Output every line below exactly.

------------------------------------------------------------

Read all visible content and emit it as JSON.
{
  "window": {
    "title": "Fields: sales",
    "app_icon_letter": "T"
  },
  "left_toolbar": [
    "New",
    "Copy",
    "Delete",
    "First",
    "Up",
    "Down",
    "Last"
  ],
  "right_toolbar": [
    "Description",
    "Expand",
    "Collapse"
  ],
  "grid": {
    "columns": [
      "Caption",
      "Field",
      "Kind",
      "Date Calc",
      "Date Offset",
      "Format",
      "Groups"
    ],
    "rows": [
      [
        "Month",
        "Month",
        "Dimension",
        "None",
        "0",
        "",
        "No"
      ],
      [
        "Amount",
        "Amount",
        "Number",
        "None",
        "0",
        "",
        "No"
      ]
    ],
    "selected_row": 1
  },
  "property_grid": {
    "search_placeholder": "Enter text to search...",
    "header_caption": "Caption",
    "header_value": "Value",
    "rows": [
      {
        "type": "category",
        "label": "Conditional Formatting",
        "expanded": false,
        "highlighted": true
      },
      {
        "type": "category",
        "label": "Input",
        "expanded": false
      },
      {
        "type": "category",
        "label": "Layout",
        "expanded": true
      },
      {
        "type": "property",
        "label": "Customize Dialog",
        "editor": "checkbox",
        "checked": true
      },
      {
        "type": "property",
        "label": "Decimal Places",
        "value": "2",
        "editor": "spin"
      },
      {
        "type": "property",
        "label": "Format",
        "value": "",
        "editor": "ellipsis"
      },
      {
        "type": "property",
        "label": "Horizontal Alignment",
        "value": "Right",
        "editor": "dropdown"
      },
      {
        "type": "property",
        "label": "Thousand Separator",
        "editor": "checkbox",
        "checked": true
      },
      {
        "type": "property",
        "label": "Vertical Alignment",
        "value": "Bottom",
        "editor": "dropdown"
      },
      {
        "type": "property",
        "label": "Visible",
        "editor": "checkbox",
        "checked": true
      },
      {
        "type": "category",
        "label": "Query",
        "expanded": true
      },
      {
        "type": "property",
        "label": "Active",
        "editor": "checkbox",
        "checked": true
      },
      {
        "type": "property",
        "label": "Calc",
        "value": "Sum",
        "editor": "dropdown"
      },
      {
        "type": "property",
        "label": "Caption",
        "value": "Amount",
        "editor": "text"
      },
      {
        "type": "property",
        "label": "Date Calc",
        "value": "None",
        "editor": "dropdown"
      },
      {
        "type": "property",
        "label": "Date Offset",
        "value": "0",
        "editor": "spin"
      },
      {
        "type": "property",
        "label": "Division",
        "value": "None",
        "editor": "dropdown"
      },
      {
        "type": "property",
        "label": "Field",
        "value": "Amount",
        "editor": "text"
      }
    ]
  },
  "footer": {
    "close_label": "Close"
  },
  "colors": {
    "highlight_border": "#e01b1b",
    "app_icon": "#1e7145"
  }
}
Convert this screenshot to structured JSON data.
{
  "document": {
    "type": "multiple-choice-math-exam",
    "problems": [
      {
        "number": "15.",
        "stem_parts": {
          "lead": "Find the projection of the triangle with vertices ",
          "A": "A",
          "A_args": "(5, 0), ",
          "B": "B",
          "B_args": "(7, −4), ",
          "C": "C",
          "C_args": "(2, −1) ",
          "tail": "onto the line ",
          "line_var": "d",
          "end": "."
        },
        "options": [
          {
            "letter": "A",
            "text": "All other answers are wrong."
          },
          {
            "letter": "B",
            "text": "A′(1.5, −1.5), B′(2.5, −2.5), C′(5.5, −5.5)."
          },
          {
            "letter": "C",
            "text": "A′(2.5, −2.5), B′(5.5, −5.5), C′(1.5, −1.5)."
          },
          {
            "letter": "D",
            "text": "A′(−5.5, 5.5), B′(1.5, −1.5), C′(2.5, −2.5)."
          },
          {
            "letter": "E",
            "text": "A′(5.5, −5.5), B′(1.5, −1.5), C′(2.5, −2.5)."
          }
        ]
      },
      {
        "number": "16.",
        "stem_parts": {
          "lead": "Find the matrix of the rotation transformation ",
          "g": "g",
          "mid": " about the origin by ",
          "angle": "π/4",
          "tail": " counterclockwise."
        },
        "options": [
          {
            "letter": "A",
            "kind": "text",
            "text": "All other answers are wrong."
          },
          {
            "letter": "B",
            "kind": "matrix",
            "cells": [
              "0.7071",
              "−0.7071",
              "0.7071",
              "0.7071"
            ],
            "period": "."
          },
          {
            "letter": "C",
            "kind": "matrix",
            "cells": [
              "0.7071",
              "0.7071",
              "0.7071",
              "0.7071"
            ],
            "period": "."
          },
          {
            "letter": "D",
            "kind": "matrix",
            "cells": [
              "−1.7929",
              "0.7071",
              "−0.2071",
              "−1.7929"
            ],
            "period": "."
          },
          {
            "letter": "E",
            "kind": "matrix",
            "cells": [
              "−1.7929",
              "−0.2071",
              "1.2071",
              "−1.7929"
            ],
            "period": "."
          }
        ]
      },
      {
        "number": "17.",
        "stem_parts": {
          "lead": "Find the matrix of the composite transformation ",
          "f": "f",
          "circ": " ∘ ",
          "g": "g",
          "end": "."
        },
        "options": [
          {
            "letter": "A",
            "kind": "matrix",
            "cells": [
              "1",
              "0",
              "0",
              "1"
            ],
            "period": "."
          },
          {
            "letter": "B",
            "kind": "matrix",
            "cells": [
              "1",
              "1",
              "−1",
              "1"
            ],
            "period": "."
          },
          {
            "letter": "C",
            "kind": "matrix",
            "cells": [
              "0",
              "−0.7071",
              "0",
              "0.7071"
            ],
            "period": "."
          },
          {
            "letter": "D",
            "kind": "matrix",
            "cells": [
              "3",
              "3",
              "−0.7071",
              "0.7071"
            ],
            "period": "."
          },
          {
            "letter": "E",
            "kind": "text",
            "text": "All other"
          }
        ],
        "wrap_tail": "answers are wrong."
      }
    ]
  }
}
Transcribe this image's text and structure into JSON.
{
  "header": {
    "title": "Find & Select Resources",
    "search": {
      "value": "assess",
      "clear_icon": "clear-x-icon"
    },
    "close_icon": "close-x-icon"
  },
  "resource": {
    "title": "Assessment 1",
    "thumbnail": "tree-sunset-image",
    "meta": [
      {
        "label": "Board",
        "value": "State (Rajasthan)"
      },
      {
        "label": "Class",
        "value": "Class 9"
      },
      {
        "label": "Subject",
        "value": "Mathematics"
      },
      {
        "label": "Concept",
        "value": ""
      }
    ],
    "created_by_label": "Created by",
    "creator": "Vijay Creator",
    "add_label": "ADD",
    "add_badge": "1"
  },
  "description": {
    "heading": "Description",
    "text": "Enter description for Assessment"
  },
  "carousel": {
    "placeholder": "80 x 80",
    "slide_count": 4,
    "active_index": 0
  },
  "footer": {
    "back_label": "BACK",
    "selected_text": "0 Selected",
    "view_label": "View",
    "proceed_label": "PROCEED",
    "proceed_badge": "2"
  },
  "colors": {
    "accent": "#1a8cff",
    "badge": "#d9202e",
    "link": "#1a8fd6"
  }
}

------------------------------------------------------------

* THE RESULT *
Read all visible content and emit it as JSON.
{
  "window": {
    "title": "Fields: sales",
    "app_icon_letter": "T"
  },
  "left_toolbar": [
    "New",
    "Copy",
    "Delete",
    "First",
    "Up",
    "Down",
    "Last"
  ],
  "right_toolbar": [
    "Description",
    "Expand",
    "Collapse"
  ],
  "grid": {
    "columns": [
      "Caption",
      "Field",
      "Kind",
      "Date Calc",
      "Date Offset",
      "Format",
      "Groups"
    ],
    "rows": [
      [
        "Month",
        "Month",
        "Dimension",
        "None",
        "0",
        "",
        "No"
      ],
      [
        "Amount",
        "Amount",
        "Number",
        "None",
        "0",
        "",
        "No"
      ]
    ],
    "selected_row": 1
  },
  "property_grid": {
    "search_placeholder": "Enter text to search...",
    "header_caption": "Caption",
    "header_value": "Value",
    "rows": [
      {
        "type": "category",
        "label": "Conditional Formatting",
        "expanded": false,
        "highlighted": true
      },
      {
        "type": "category",
        "label": "Input",
        "expanded": false
      },
      {
        "type": "category",
        "label": "Layout",
        "expanded": true
      },
      {
        "type": "property",
        "label": "Customize Dialog",
        "editor": "checkbox",
        "checked": true
      },
      {
        "type": "property",
        "label": "Decimal Places",
        "value": "2",
        "editor": "spin"
      },
      {
        "type": "property",
        "label": "Format",
        "value": "",
        "editor": "ellipsis"
      },
      {
        "type": "property",
        "label": "Horizontal Alignment",
        "value": "Right",
        "editor": "dropdown"
      },
      {
        "type": "property",
        "label": "Thousand Separator",
        "editor": "checkbox",
        "checked": true
      },
      {
        "type": "property",
        "label": "Vertical Alignment",
        "value": "Bottom",
        "editor": "dropdown"
      },
      {
        "type": "property",
        "label": "Visible",
        "editor": "checkbox",
        "checked": true
      },
      {
        "type": "category",
        "label": "Query",
        "expanded": true
      },
      {
        "type": "property",
        "label": "Active",
        "editor": "checkbox",
        "checked": true
      },
      {
        "type": "property",
        "label": "Calc",
        "value": "Sum",
        "editor": "dropdown"
      },
      {
        "type": "property",
        "label": "Caption",
        "value": "Amount",
        "editor": "text"
      },
      {
        "type": "property",
        "label": "Date Calc",
        "value": "None",
        "editor": "dropdown"
      },
      {
        "type": "property",
        "label": "Date Offset",
        "value": "0",
        "editor": "spin"
      },
      {
        "type": "property",
        "label": "Division",
        "value": "None",
        "editor": "dropdown"
      },
      {
        "type": "property",
        "label": "Field",
        "value": "Amount",
        "editor": "text"
      }
    ]
  },
  "footer": {
    "close_label": "Close"
  },
  "colors": {
    "highlight_border": "#e01b1b",
    "app_icon": "#1e7145"
  }
}
Convert this screenshot to structured JSON data.
{
  "document": {
    "type": "multiple-choice-math-exam",
    "problems": [
      {
        "number": "15.",
        "stem_parts": {
          "lead": "Find the projection of the triangle with vertices ",
          "A": "A",
          "A_args": "(5, 0), ",
          "B": "B",
          "B_args": "(7, −4), ",
          "C": "C",
          "C_args": "(2, −1) ",
          "tail": "onto the line ",
          "line_var": "d",
          "end": "."
        },
        "options": [
          {
            "letter": "A",
            "text": "All other answers are wrong."
          },
          {
            "letter": "B",
            "text": "A′(1.5, −1.5), B′(2.5, −2.5), C′(5.5, −5.5)."
          },
          {
            "letter": "C",
            "text": "A′(2.5, −2.5), B′(5.5, −5.5), C′(1.5, −1.5)."
          },
          {
            "letter": "D",
            "text": "A′(−5.5, 5.5), B′(1.5, −1.5), C′(2.5, −2.5)."
          },
          {
            "letter": "E",
            "text": "A′(5.5, −5.5), B′(1.5, −1.5), C′(2.5, −2.5)."
          }
        ]
      },
      {
        "number": "16.",
        "stem_parts": {
          "lead": "Find the matrix of the rotation transformation ",
          "g": "g",
          "mid": " about the origin by ",
          "angle": "π/4",
          "tail": " counterclockwise."
        },
        "options": [
          {
            "letter": "A",
            "kind": "text",
            "text": "All other answers are wrong."
          },
          {
            "letter": "B",
            "kind": "matrix",
            "cells": [
              "0.7071",
              "−0.7071",
              "0.7071",
              "0.7071"
            ],
            "period": "."
          },
          {
            "letter": "C",
            "kind": "matrix",
            "cells": [
              "0.7071",
              "0.7071",
              "0.7071",
              "0.7071"
            ],
            "period": "."
          },
          {
            "letter": "D",
            "kind": "matrix",
            "cells": [
              "−1.7929",
              "0.7071",
              "−0.2071",
              "−1.7929"
            ],
            "period": "."
          },
          {
            "letter": "E",
            "kind": "matrix",
            "cells": [
              "−1.7929",
              "−0.2071",
              "1.2071",
              "−1.7929"
            ],
            "period": "."
          }
        ]
      },
      {
        "number": "17.",
        "stem_parts": {
          "lead": "Find the matrix of the composite transformation ",
          "f": "f",
          "circ": " ∘ ",
          "g": "g",
          "end": "."
        },
        "options": [
          {
            "letter": "A",
            "kind": "matrix",
            "cells": [
              "1",
              "0",
              "0",
              "1"
            ],
            "period": "."
          },
          {
            "letter": "B",
            "kind": "matrix",
            "cells": [
              "1",
              "1",
              "−1",
              "1"
            ],
            "period": "."
          },
          {
            "letter": "C",
            "kind": "matrix",
            "cells": [
              "0",
              "−0.7071",
              "0",
              "0.7071"
            ],
            "period": "."
          },
          {
            "letter": "D",
            "kind": "matrix",
            "cells": [
              "3",
              "3",
              "−0.7071",
              "0.7071"
            ],
            "period": "."
          },
          {
            "letter": "E",
            "kind": "text",
            "text": "All other"
          }
        ],
        "wrap_tail": "answers are wrong."
      }
    ]
  }
}
Transcribe this image's text and structure into JSON.
{
  "header": {
    "title": "Find & Select Resources",
    "search": {
      "value": "assess",
      "clear_icon": "clear-x-icon"
    },
    "close_icon": "close-x-icon"
  },
  "resource": {
    "title": "Assessment 1",
    "thumbnail": "tree-sunset-image",
    "meta": [
      {
        "label": "Board",
        "value": "State (Rajasthan)"
      },
      {
        "label": "Class",
        "value": "Class 9"
      },
      {
        "label": "Subject",
        "value": "Mathematics"
      },
      {
        "label": "Concept",
        "value": ""
      }
    ],
    "created_by_label": "Created by",
    "creator": "Vijay Creator",
    "add_label": "ADD",
    "add_badge": "1"
  },
  "description": {
    "heading": "Description",
    "text": "Enter description for Assessment"
  },
  "carousel": {
    "placeholder": "80 x 80",
    "slide_count": 4,
    "active_index": 0
  },
  "footer": {
    "back_label": "BACK",
    "selected_text": "0 Selected",
    "view_label": "View",
    "proceed_label": "PROCEED",
    "proceed_badge": "2"
  },
  "colors": {
    "accent": "#1a8cff",
    "badge": "#d9202e",
    "link": "#1a8fd6"
  }
}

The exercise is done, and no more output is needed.